- Exercise instructions:
Find the string "device" and gather every line that holds it.
:: Input material ::
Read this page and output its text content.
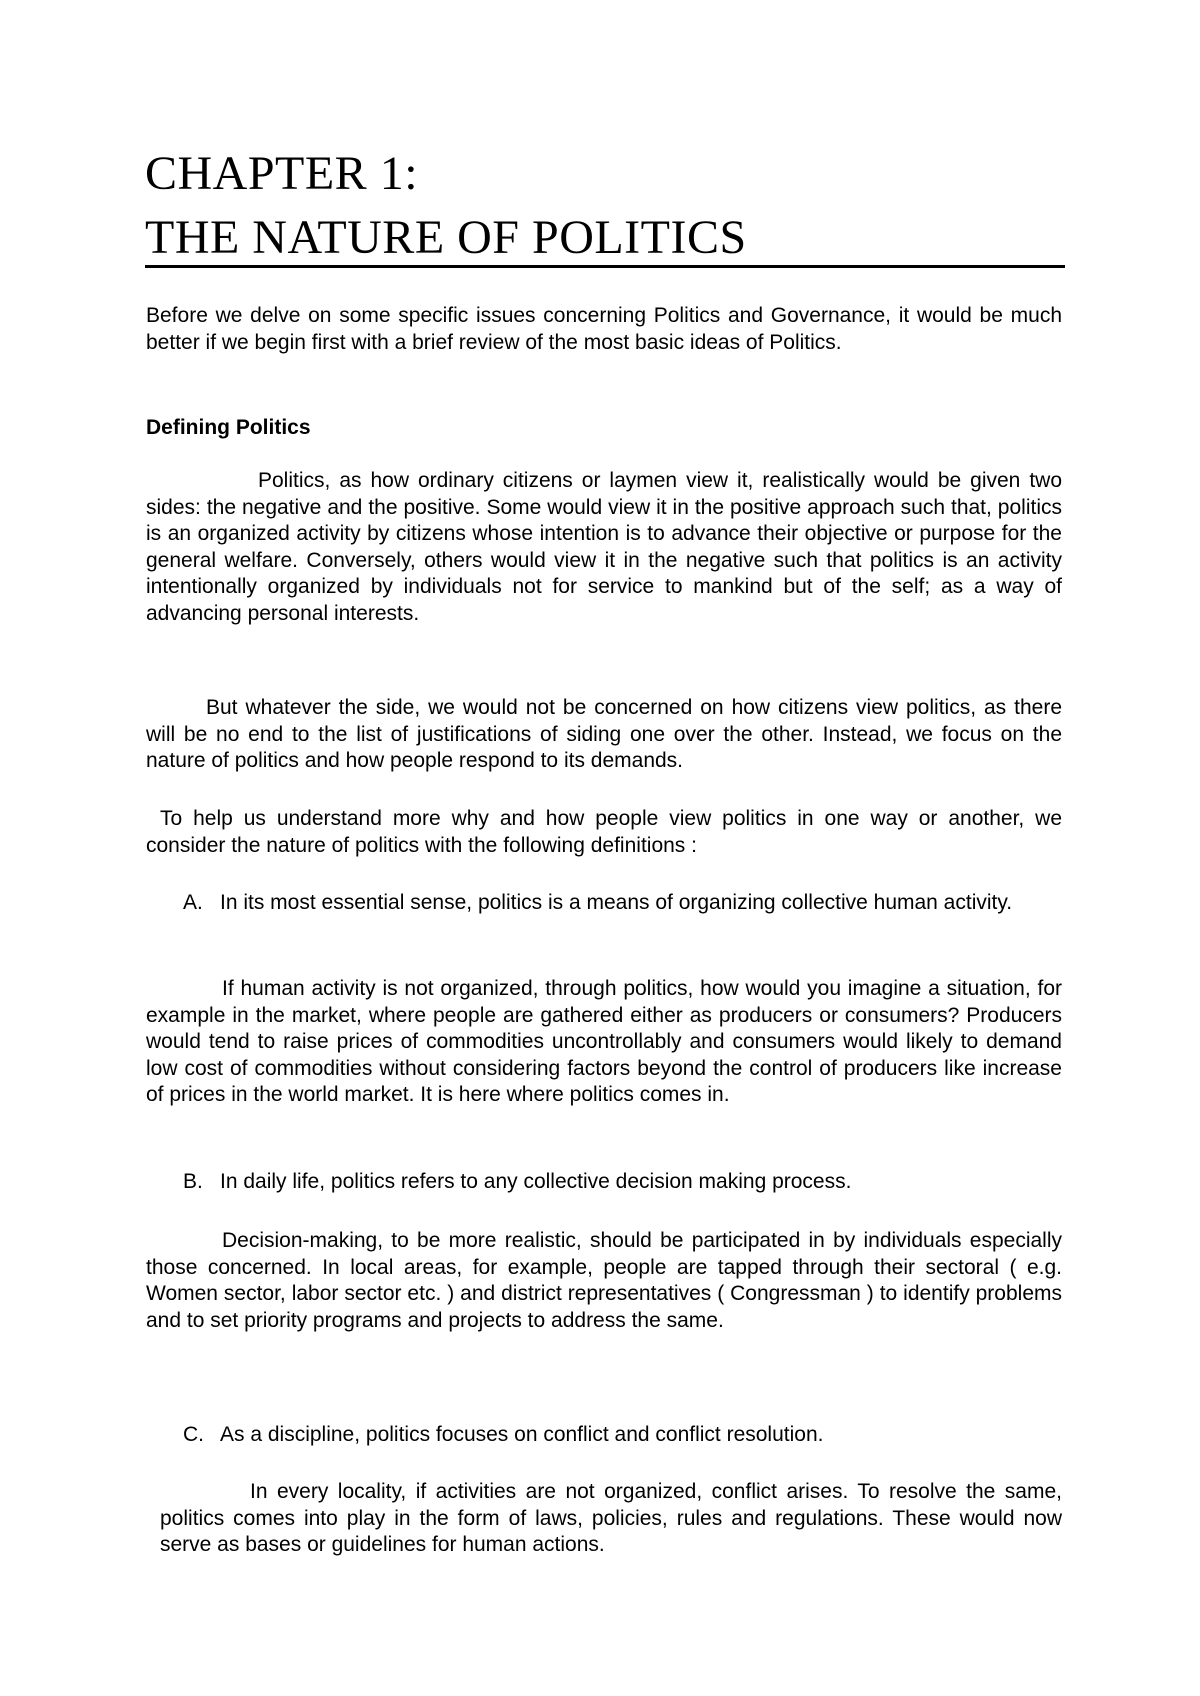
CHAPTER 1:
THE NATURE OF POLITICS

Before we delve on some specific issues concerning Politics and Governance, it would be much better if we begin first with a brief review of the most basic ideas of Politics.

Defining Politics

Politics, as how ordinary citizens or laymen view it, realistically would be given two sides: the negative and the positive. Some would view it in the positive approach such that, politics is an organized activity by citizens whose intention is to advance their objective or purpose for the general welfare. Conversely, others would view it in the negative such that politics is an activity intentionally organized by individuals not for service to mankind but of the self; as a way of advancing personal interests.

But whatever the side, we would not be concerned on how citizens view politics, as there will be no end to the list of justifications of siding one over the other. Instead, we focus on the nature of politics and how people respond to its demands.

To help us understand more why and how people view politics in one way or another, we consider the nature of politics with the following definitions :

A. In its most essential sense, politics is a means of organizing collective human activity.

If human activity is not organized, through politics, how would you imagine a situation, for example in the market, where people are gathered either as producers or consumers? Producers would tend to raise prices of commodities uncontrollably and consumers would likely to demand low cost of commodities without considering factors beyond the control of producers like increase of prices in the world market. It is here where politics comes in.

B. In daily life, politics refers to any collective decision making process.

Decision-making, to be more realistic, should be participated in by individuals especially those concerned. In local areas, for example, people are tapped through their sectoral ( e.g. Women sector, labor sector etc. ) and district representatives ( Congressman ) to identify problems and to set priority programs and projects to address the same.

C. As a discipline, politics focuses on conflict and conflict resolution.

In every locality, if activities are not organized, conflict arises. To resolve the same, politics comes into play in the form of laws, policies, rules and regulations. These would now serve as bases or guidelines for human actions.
:::
:: Input material ::
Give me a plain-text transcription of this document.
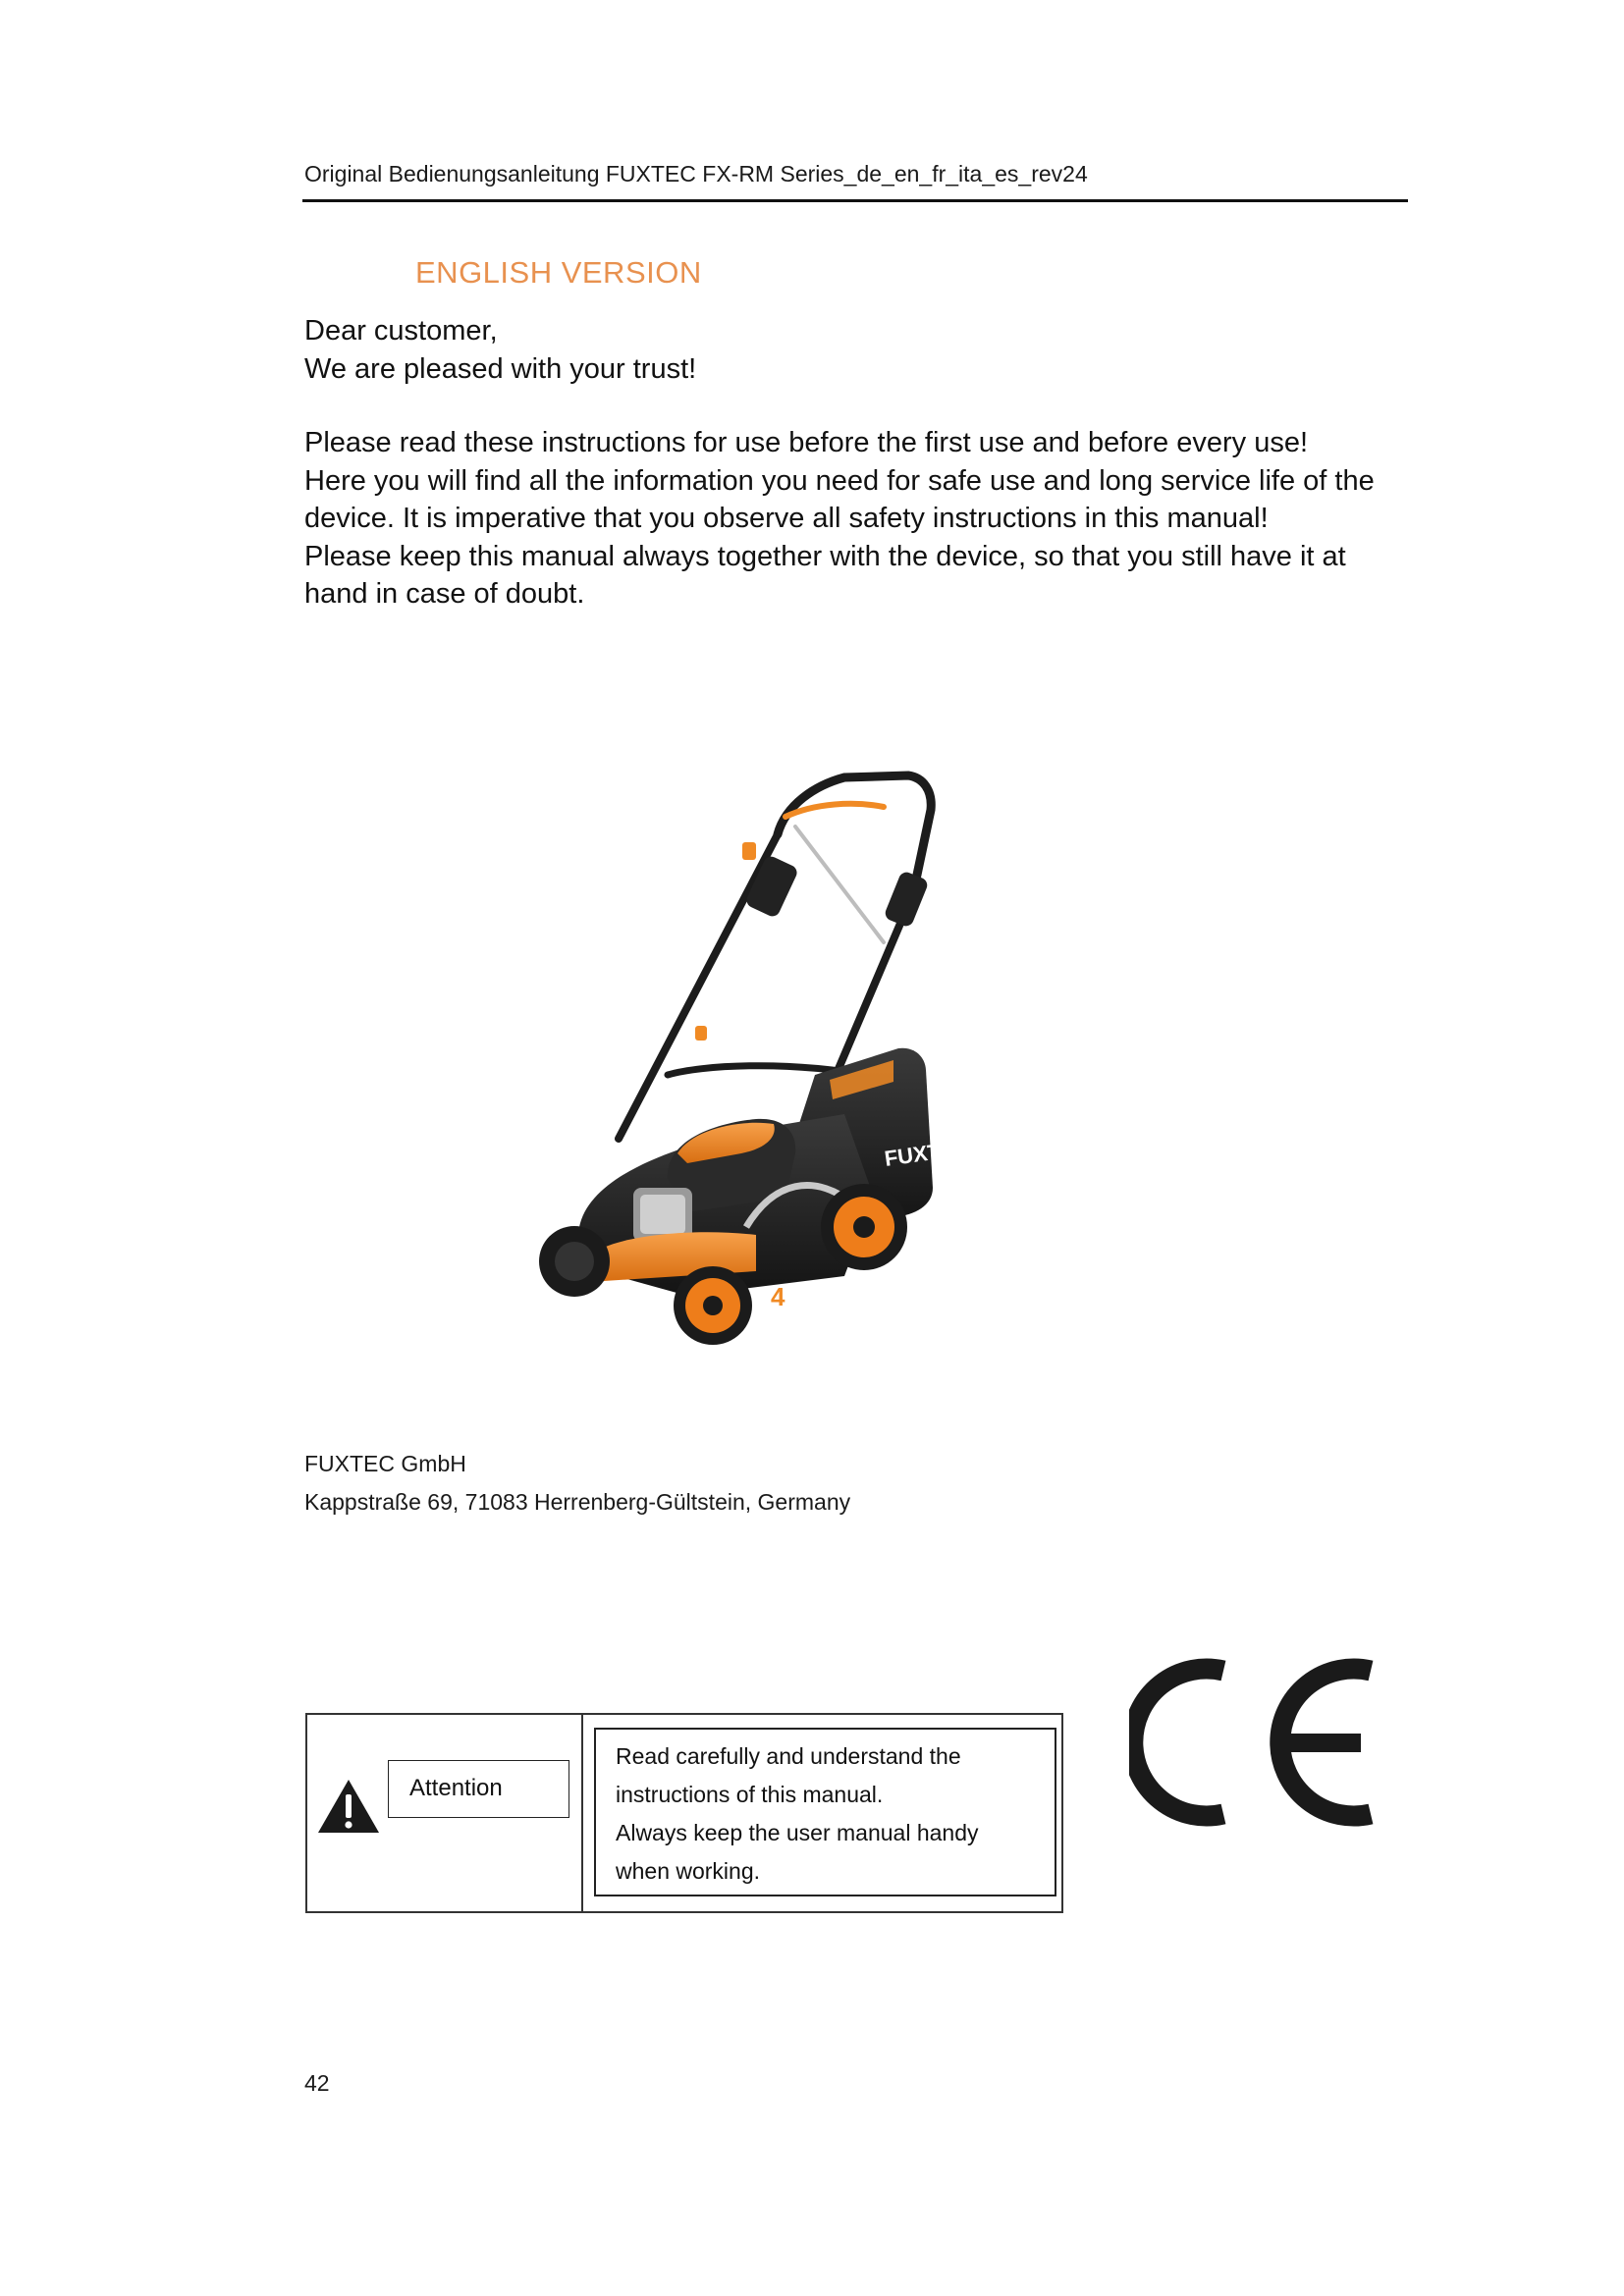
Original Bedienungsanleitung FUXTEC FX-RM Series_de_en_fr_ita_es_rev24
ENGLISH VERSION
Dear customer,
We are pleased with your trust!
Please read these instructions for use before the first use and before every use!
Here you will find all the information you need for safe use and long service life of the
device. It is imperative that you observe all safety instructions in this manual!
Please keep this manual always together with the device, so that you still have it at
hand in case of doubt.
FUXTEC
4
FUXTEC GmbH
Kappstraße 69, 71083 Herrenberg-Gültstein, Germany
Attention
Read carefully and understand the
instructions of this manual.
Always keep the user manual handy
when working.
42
:::
:: Input material ::
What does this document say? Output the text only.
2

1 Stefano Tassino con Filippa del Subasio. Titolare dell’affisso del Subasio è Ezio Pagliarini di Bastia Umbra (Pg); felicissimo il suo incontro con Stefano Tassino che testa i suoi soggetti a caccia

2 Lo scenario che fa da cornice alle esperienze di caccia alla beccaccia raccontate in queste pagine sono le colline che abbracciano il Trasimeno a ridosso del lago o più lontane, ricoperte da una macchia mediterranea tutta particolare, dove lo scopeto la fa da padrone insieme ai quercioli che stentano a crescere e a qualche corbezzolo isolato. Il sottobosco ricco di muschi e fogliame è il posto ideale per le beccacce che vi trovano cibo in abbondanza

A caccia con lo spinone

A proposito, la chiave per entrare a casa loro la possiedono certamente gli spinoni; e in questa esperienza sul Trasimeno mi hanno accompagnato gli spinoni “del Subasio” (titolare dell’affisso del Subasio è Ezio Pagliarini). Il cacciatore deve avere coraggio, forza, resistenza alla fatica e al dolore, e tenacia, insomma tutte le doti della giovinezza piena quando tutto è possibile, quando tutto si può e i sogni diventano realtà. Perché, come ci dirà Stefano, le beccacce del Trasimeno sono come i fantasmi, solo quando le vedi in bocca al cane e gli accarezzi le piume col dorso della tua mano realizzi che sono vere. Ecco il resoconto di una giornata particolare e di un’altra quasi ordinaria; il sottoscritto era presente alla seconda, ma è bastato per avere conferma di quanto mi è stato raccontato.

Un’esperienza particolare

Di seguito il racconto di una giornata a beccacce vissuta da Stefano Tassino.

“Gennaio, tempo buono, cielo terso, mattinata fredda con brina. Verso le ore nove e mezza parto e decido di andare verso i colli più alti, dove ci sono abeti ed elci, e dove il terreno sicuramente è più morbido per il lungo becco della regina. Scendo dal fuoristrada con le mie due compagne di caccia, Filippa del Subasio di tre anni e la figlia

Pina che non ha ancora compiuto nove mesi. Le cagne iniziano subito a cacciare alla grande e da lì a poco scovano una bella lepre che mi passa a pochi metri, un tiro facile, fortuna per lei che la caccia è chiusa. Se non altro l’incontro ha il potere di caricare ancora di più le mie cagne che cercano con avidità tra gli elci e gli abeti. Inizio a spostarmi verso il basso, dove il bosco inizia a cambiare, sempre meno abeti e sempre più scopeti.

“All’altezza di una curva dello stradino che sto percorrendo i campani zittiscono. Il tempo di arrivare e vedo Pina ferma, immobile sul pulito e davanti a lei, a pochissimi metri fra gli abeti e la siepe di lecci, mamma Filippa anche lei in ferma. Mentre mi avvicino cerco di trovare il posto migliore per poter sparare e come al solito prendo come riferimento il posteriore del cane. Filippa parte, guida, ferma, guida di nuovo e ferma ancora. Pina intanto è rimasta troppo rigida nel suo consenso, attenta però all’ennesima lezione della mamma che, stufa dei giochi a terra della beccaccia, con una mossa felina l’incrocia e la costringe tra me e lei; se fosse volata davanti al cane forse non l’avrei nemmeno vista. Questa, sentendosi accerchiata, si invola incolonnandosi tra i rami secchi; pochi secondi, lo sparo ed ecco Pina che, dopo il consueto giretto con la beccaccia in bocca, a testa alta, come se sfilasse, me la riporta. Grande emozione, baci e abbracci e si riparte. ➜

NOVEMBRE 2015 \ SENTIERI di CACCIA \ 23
:::
- Exercise answer:
device. It is imperative that you observe all safety instructions in this manual!
Please keep this manual always together with the device, so that you still have it at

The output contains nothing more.